Given instruction:
Restate all of the entries exactly, dropping any pictures they hold.
::::
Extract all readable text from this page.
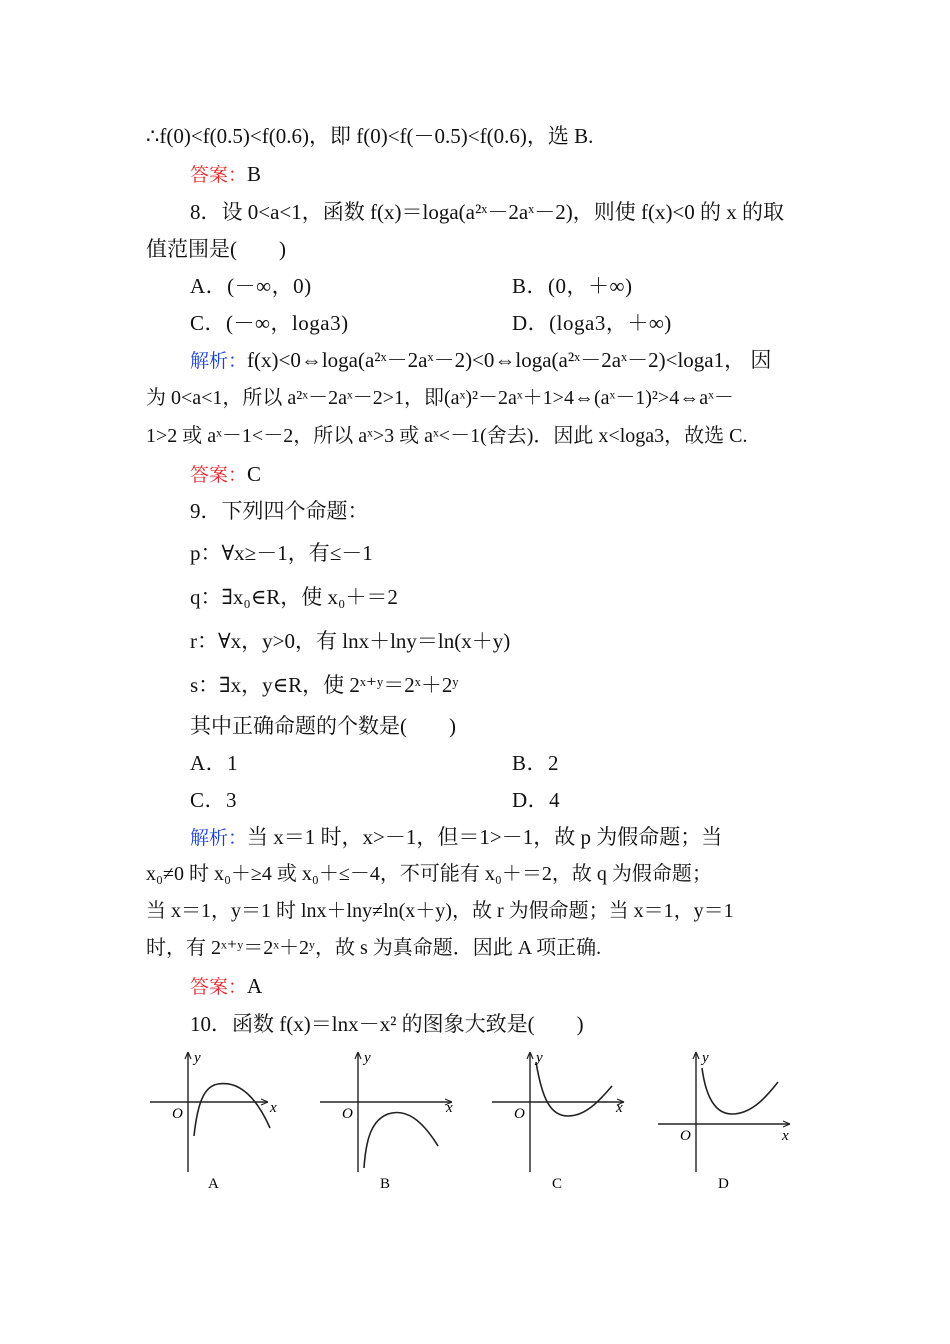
∴f(0)<f(0.5)<f(0.6)，即 f(0)<f(－0.5)<f(0.6)，选 B.
答案：B
8．设 0<a<1，函数 f(x)＝loga(a²ˣ－2aˣ－2)，则使 f(x)<0 的 x 的取
值范围是(　　)
A．(－∞，0)	B．(0，＋∞)
C．(－∞，loga3)	D．(loga3，＋∞)
解析：f(x)<0⇔loga(a²ˣ－2aˣ－2)<0⇔loga(a²ˣ－2aˣ－2)<loga1， 因
为 0<a<1，所以 a²ˣ－2aˣ－2>1，即(aˣ)²－2aˣ＋1>4⇔(aˣ－1)²>4⇔aˣ－
1>2 或 aˣ－1<－2，所以 aˣ>3 或 aˣ<－1(舍去)．因此 x<loga3，故选 C.
答案：C
9．下列四个命题：
p：∀x≥－1，有≤－1
q：∃x₀∈R，使 x₀＋＝2
r：∀x，y>0，有 lnx＋lny＝ln(x＋y)
s：∃x，y∈R，使 2ˣ⁺ʸ＝2ˣ＋2ʸ
其中正确命题的个数是(　　)
A．1	B．2
C．3	D．4
解析：当 x＝1 时，x>－1，但＝1>－1，故 p 为假命题；当
x₀≠0 时 x₀＋≥4 或 x₀＋≤－4，不可能有 x₀＋＝2，故 q 为假命题；
当 x＝1，y＝1 时 lnx＋lny≠ln(x＋y)，故 r 为假命题；当 x＝1，y＝1
时，有 2ˣ⁺ʸ＝2ˣ＋2ʸ，故 s 为真命题．因此 A 项正确.
答案：A
10．函数 f(x)＝lnx－x² 的图象大致是(　　)
y
x
O
A
y
x
O
B
y
x
O
C
y
x
O
D
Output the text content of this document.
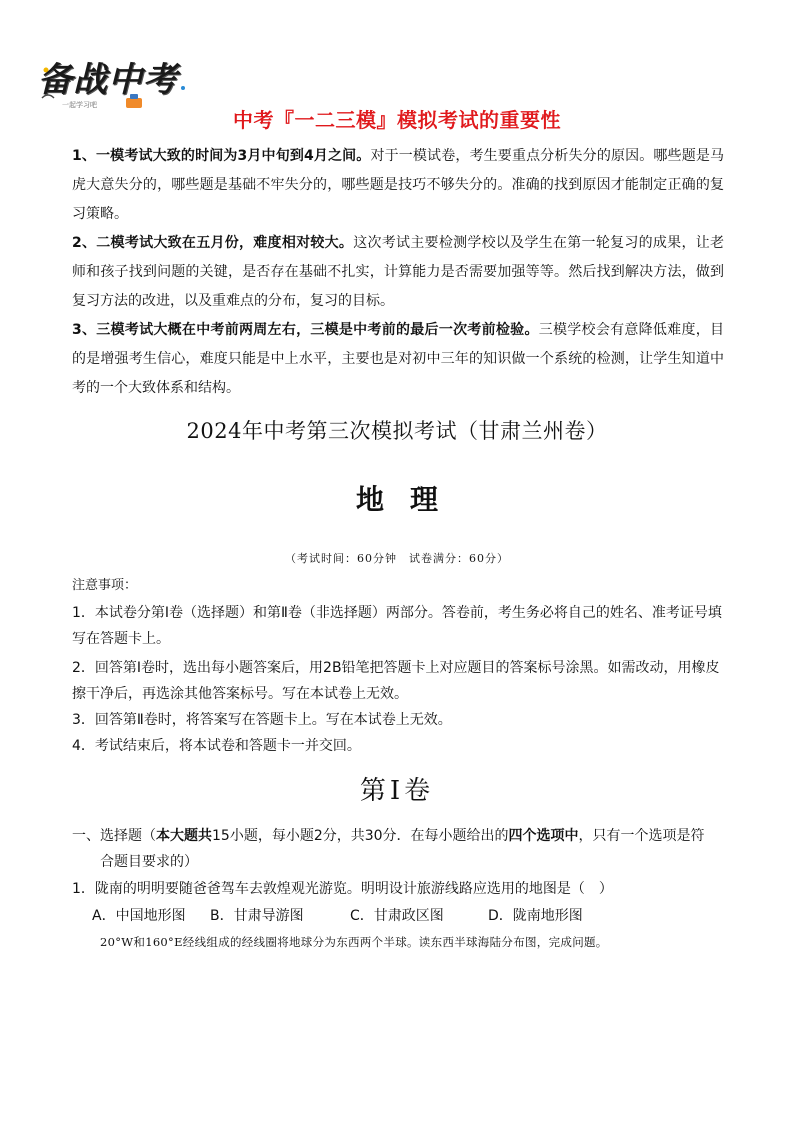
备战中考
一起学习吧
中考『一二三模』模拟考试的重要性
1、一模考试大致的时间为3月中旬到4月之间。对于一模试卷，考生要重点分析失分的原因。哪些题是马虎大意失分的，哪些题是基础不牢失分的，哪些题是技巧不够失分的。准确的找到原因才能制定正确的复习策略。
2、二模考试大致在五月份，难度相对较大。这次考试主要检测学校以及学生在第一轮复习的成果，让老师和孩子找到问题的关键，是否存在基础不扎实，计算能力是否需要加强等等。然后找到解决方法，做到复习方法的改进，以及重难点的分布，复习的目标。
3、三模考试大概在中考前两周左右，三模是中考前的最后一次考前检验。三模学校会有意降低难度，目的是增强考生信心，难度只能是中上水平，主要也是对初中三年的知识做一个系统的检测，让学生知道中考的一个大致体系和结构。
2024年中考第三次模拟考试（甘肃兰州卷）
地理
（考试时间：60分钟　试卷满分：60分）
注意事项：
1．本试卷分第Ⅰ卷（选择题）和第Ⅱ卷（非选择题）两部分。答卷前，考生务必将自己的姓名、准考证号填写在答题卡上。
2．回答第Ⅰ卷时，选出每小题答案后，用2B铅笔把答题卡上对应题目的答案标号涂黑。如需改动，用橡皮擦干净后，再选涂其他答案标号。写在本试卷上无效。
3．回答第Ⅱ卷时，将答案写在答题卡上。写在本试卷上无效。
4．考试结束后，将本试卷和答题卡一并交回。
第Ⅰ卷
一、选择题（本大题共15小题，每小题2分，共30分．在每小题给出的四个选项中，只有一个选项是符
合题目要求的）
1．陇南的明明要随爸爸驾车去敦煌观光游览。明明设计旅游线路应选用的地图是（　）
A．中国地形图	B．甘肃导游图	C．甘肃政区图	D．陇南地形图
20°W和160°E经线组成的经线圈将地球分为东西两个半球。读东西半球海陆分布图，完成问题。
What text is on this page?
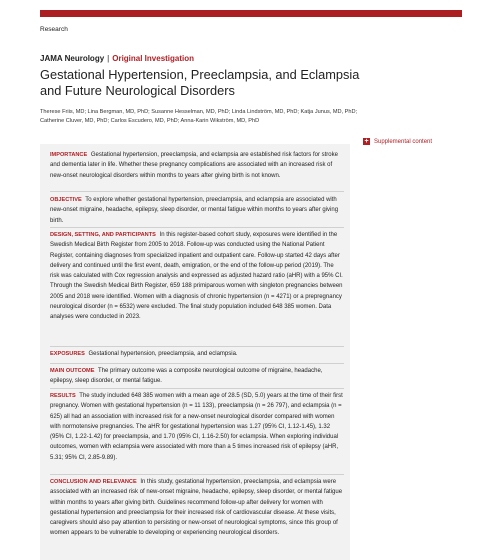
Research
JAMA Neurology | Original Investigation
Gestational Hypertension, Preeclampsia, and Eclampsia and Future Neurological Disorders
Therese Friis, MD; Lina Bergman, MD, PhD; Susanne Hesselman, MD, PhD; Linda Lindström, MD, PhD; Katja Junus, MD, PhD; Catherine Cluver, MD, PhD; Carlos Escudero, MD, PhD; Anna-Karin Wikström, MD, PhD
+ Supplemental content
IMPORTANCE Gestational hypertension, preeclampsia, and eclampsia are established risk factors for stroke and dementia later in life. Whether these pregnancy complications are associated with an increased risk of new-onset neurological disorders within months to years after giving birth is not known.
OBJECTIVE To explore whether gestational hypertension, preeclampsia, and eclampsia are associated with new-onset migraine, headache, epilepsy, sleep disorder, or mental fatigue within months to years after giving birth.
DESIGN, SETTING, AND PARTICIPANTS In this register-based cohort study, exposures were identified in the Swedish Medical Birth Register from 2005 to 2018. Follow-up was conducted using the National Patient Register, containing diagnoses from specialized inpatient and outpatient care. Follow-up started 42 days after delivery and continued until the first event, death, emigration, or the end of the follow-up period (2019). The risk was calculated with Cox regression analysis and expressed as adjusted hazard ratio (aHR) with a 95% CI. Through the Swedish Medical Birth Register, 659 188 primiparous women with singleton pregnancies between 2005 and 2018 were identified. Women with a diagnosis of chronic hypertension (n = 4271) or a prepregnancy neurological disorder (n = 6532) were excluded. The final study population included 648 385 women. Data analyses were conducted in 2023.
EXPOSURES Gestational hypertension, preeclampsia, and eclampsia.
MAIN OUTCOME The primary outcome was a composite neurological outcome of migraine, headache, epilepsy, sleep disorder, or mental fatigue.
RESULTS The study included 648 385 women with a mean age of 28.5 (SD, 5.0) years at the time of their first pregnancy. Women with gestational hypertension (n = 11 133), preeclampsia (n = 26 797), and eclampsia (n = 625) all had an association with increased risk for a new-onset neurological disorder compared with women with normotensive pregnancies. The aHR for gestational hypertension was 1.27 (95% CI, 1.12-1.45), 1.32 (95% CI, 1.22-1.42) for preeclampsia, and 1.70 (95% CI, 1.16-2.50) for eclampsia. When exploring individual outcomes, women with eclampsia were associated with more than a 5 times increased risk of epilepsy (aHR, 5.31; 95% CI, 2.85-9.89).
CONCLUSION AND RELEVANCE In this study, gestational hypertension, preeclampsia, and eclampsia were associated with an increased risk of new-onset migraine, headache, epilepsy, sleep disorder, or mental fatigue within months to years after giving birth. Guidelines recommend follow-up after delivery for women with gestational hypertension and preeclampsia for their increased risk of cardiovascular disease. At these visits, caregivers should also pay attention to persisting or new-onset of neurological symptoms, since this group of women appears to be vulnerable to developing or experiencing neurological disorders.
::::
Complete answer:
Extract all readable text from this page.
∴f(0)<f(0.5)<f(0.6)，即 f(0)<f(－0.5)<f(0.6)，选 B.
答案：B
8．设 0<a<1，函数 f(x)＝loga(a²ˣ－2aˣ－2)，则使 f(x)<0 的 x 的取
值范围是(　　)
A．(－∞，0)	B．(0，＋∞)
C．(－∞，loga3)	D．(loga3，＋∞)
解析：f(x)<0⇔loga(a²ˣ－2aˣ－2)<0⇔loga(a²ˣ－2aˣ－2)<loga1， 因
为 0<a<1，所以 a²ˣ－2aˣ－2>1，即(aˣ)²－2aˣ＋1>4⇔(aˣ－1)²>4⇔aˣ－
1>2 或 aˣ－1<－2，所以 aˣ>3 或 aˣ<－1(舍去)．因此 x<loga3，故选 C.
答案：C
9．下列四个命题：
p：∀x≥－1，有≤－1
q：∃x₀∈R，使 x₀＋＝2
r：∀x，y>0，有 lnx＋lny＝ln(x＋y)
s：∃x，y∈R，使 2ˣ⁺ʸ＝2ˣ＋2ʸ
其中正确命题的个数是(　　)
A．1	B．2
C．3	D．4
解析：当 x＝1 时，x>－1，但＝1>－1，故 p 为假命题；当
x₀≠0 时 x₀＋≥4 或 x₀＋≤－4，不可能有 x₀＋＝2，故 q 为假命题；
当 x＝1，y＝1 时 lnx＋lny≠ln(x＋y)，故 r 为假命题；当 x＝1，y＝1
时，有 2ˣ⁺ʸ＝2ˣ＋2ʸ，故 s 为真命题．因此 A 项正确.
答案：A
10．函数 f(x)＝lnx－x² 的图象大致是(　　)
y
x
O
A
y
x
O
B
y
x
O
C
y
x
O
D
Output the text content of this document.
备战中考
一起学习吧
中考『一二三模』模拟考试的重要性
1、一模考试大致的时间为3月中旬到4月之间。对于一模试卷，考生要重点分析失分的原因。哪些题是马虎大意失分的，哪些题是基础不牢失分的，哪些题是技巧不够失分的。准确的找到原因才能制定正确的复习策略。
2、二模考试大致在五月份，难度相对较大。这次考试主要检测学校以及学生在第一轮复习的成果，让老师和孩子找到问题的关键，是否存在基础不扎实，计算能力是否需要加强等等。然后找到解决方法，做到复习方法的改进，以及重难点的分布，复习的目标。
3、三模考试大概在中考前两周左右，三模是中考前的最后一次考前检验。三模学校会有意降低难度，目的是增强考生信心，难度只能是中上水平，主要也是对初中三年的知识做一个系统的检测，让学生知道中考的一个大致体系和结构。
2024年中考第三次模拟考试（甘肃兰州卷）
地理
（考试时间：60分钟　试卷满分：60分）
注意事项：
1．本试卷分第Ⅰ卷（选择题）和第Ⅱ卷（非选择题）两部分。答卷前，考生务必将自己的姓名、准考证号填写在答题卡上。
2．回答第Ⅰ卷时，选出每小题答案后，用2B铅笔把答题卡上对应题目的答案标号涂黑。如需改动，用橡皮擦干净后，再选涂其他答案标号。写在本试卷上无效。
3．回答第Ⅱ卷时，将答案写在答题卡上。写在本试卷上无效。
4．考试结束后，将本试卷和答题卡一并交回。
第Ⅰ卷
一、选择题（本大题共15小题，每小题2分，共30分．在每小题给出的四个选项中，只有一个选项是符
合题目要求的）
1．陇南的明明要随爸爸驾车去敦煌观光游览。明明设计旅游线路应选用的地图是（　）
A．中国地形图	B．甘肃导游图	C．甘肃政区图	D．陇南地形图
20°W和160°E经线组成的经线圈将地球分为东西两个半球。读东西半球海陆分布图，完成问题。
What text is on this page?
Research
JAMA Neurology | Original Investigation
Gestational Hypertension, Preeclampsia, and Eclampsia and Future Neurological Disorders
Therese Friis, MD; Lina Bergman, MD, PhD; Susanne Hesselman, MD, PhD; Linda Lindström, MD, PhD; Katja Junus, MD, PhD; Catherine Cluver, MD, PhD; Carlos Escudero, MD, PhD; Anna-Karin Wikström, MD, PhD
+ Supplemental content
IMPORTANCE Gestational hypertension, preeclampsia, and eclampsia are established risk factors for stroke and dementia later in life. Whether these pregnancy complications are associated with an increased risk of new-onset neurological disorders within months to years after giving birth is not known.
OBJECTIVE To explore whether gestational hypertension, preeclampsia, and eclampsia are associated with new-onset migraine, headache, epilepsy, sleep disorder, or mental fatigue within months to years after giving birth.
DESIGN, SETTING, AND PARTICIPANTS In this register-based cohort study, exposures were identified in the Swedish Medical Birth Register from 2005 to 2018. Follow-up was conducted using the National Patient Register, containing diagnoses from specialized inpatient and outpatient care. Follow-up started 42 days after delivery and continued until the first event, death, emigration, or the end of the follow-up period (2019). The risk was calculated with Cox regression analysis and expressed as adjusted hazard ratio (aHR) with a 95% CI. Through the Swedish Medical Birth Register, 659 188 primiparous women with singleton pregnancies between 2005 and 2018 were identified. Women with a diagnosis of chronic hypertension (n = 4271) or a prepregnancy neurological disorder (n = 6532) were excluded. The final study population included 648 385 women. Data analyses were conducted in 2023.
EXPOSURES Gestational hypertension, preeclampsia, and eclampsia.
MAIN OUTCOME The primary outcome was a composite neurological outcome of migraine, headache, epilepsy, sleep disorder, or mental fatigue.
RESULTS The study included 648 385 women with a mean age of 28.5 (SD, 5.0) years at the time of their first pregnancy. Women with gestational hypertension (n = 11 133), preeclampsia (n = 26 797), and eclampsia (n = 625) all had an association with increased risk for a new-onset neurological disorder compared with women with normotensive pregnancies. The aHR for gestational hypertension was 1.27 (95% CI, 1.12-1.45), 1.32 (95% CI, 1.22-1.42) for preeclampsia, and 1.70 (95% CI, 1.16-2.50) for eclampsia. When exploring individual outcomes, women with eclampsia were associated with more than a 5 times increased risk of epilepsy (aHR, 5.31; 95% CI, 2.85-9.89).
CONCLUSION AND RELEVANCE In this study, gestational hypertension, preeclampsia, and eclampsia were associated with an increased risk of new-onset migraine, headache, epilepsy, sleep disorder, or mental fatigue within months to years after giving birth. Guidelines recommend follow-up after delivery for women with gestational hypertension and preeclampsia for their increased risk of cardiovascular disease. At these visits, caregivers should also pay attention to persisting or new-onset of neurological symptoms, since this group of women appears to be vulnerable to developing or experiencing neurological disorders.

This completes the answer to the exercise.